BEGIN Source records

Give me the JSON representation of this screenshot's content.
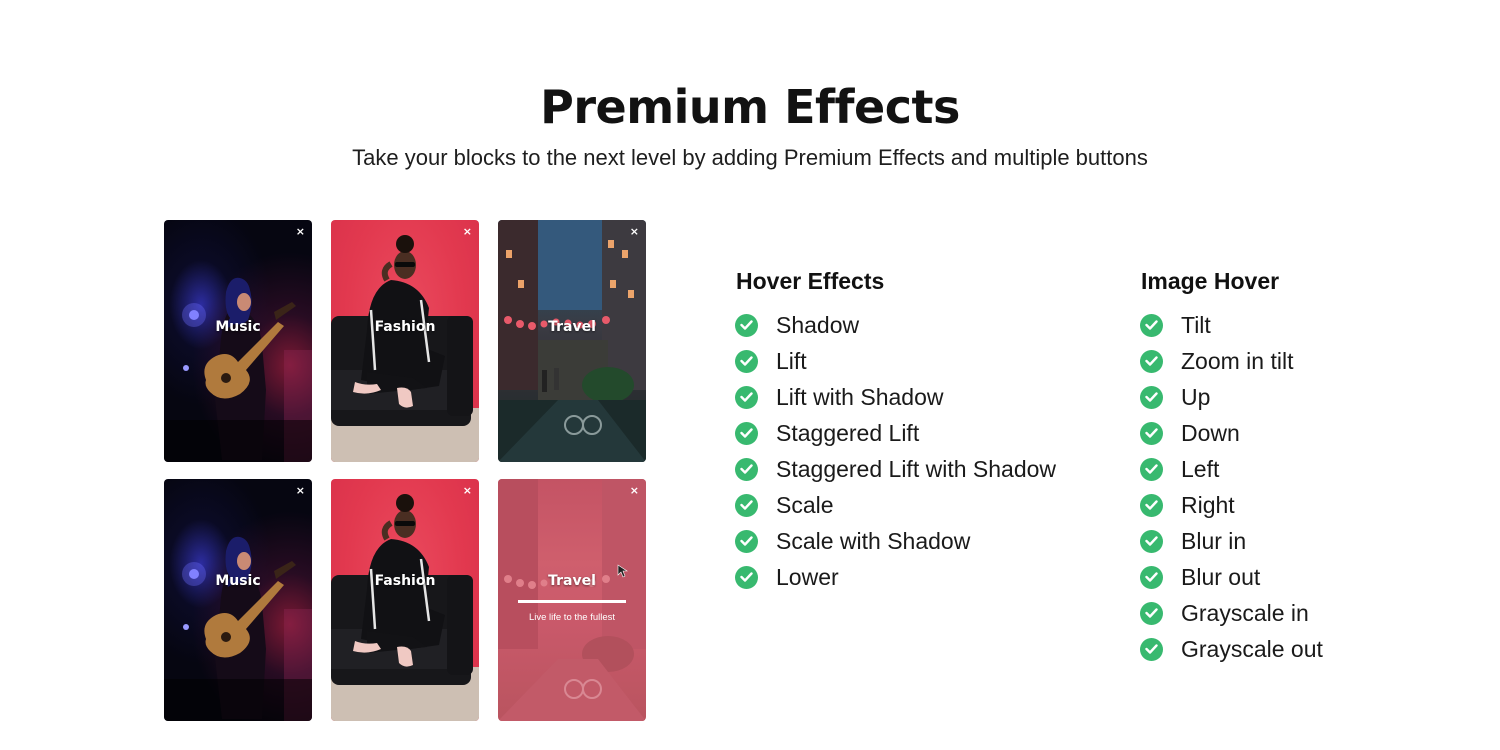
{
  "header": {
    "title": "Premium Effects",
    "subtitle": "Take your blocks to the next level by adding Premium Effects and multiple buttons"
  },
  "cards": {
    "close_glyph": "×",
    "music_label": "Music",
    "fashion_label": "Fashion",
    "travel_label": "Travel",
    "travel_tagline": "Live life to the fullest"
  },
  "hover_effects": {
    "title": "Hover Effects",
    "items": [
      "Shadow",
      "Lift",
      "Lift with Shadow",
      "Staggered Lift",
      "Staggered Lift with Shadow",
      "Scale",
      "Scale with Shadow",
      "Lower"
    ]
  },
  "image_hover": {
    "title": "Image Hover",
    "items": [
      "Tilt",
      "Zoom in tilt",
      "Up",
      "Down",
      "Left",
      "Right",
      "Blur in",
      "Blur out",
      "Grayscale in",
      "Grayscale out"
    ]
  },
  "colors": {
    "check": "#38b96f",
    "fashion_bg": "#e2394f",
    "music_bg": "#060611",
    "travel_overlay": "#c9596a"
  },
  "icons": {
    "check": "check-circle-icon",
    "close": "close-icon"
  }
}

END Source records
BEGIN Source records

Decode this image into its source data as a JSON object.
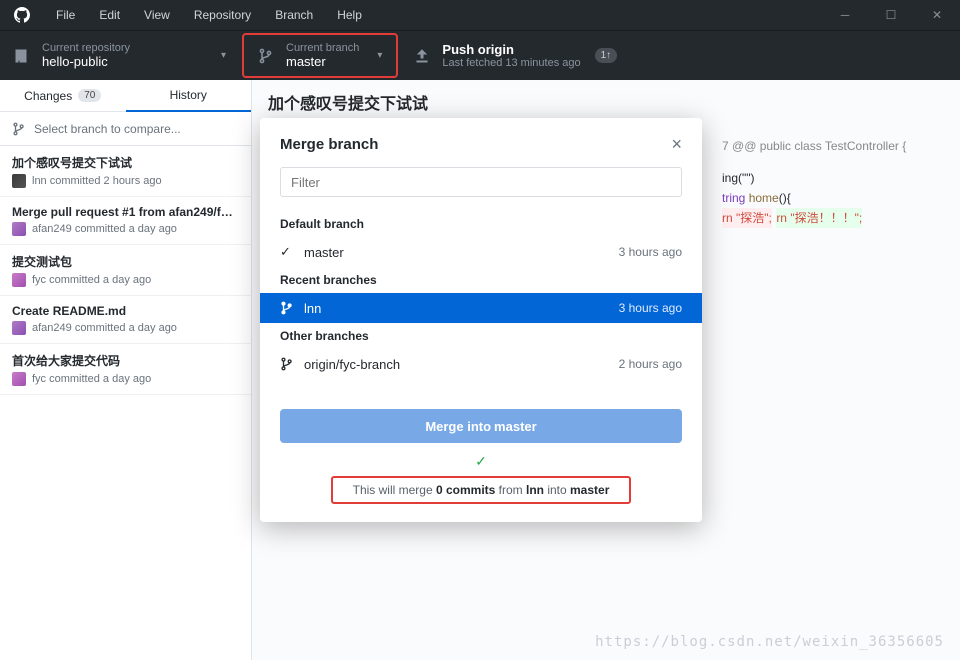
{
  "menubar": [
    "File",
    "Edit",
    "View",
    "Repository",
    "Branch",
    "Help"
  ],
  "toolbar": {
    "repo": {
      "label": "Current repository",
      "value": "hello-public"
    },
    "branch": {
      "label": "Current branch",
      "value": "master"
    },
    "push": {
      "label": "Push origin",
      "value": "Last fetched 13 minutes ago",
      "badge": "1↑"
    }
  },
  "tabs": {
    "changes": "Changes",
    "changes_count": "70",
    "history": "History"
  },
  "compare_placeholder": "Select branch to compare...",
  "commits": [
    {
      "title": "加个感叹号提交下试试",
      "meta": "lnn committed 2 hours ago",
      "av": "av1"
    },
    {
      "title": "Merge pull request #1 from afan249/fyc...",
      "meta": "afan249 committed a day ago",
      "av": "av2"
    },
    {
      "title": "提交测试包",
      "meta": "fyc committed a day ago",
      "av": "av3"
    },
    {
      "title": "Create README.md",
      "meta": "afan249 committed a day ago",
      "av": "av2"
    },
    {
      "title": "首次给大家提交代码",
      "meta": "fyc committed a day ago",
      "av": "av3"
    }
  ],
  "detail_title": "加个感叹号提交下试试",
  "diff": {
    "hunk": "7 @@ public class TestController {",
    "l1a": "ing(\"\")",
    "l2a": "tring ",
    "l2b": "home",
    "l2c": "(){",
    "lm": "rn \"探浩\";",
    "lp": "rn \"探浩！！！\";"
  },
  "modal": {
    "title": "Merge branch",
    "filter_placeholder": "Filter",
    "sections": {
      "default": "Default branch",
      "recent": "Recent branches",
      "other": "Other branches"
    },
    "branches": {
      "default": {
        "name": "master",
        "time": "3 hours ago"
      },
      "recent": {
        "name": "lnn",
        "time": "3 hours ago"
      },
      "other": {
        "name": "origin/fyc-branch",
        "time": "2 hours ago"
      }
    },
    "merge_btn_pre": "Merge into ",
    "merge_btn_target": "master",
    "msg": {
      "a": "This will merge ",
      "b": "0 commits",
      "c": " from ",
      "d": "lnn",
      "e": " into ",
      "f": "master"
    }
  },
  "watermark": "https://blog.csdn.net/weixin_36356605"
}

END Source records

_Written instruction:_ Return each line of the listing that holds the string "name".

_The output:_
        "name": "master",
        "name": "lnn",
        "name": "origin/fyc-branch",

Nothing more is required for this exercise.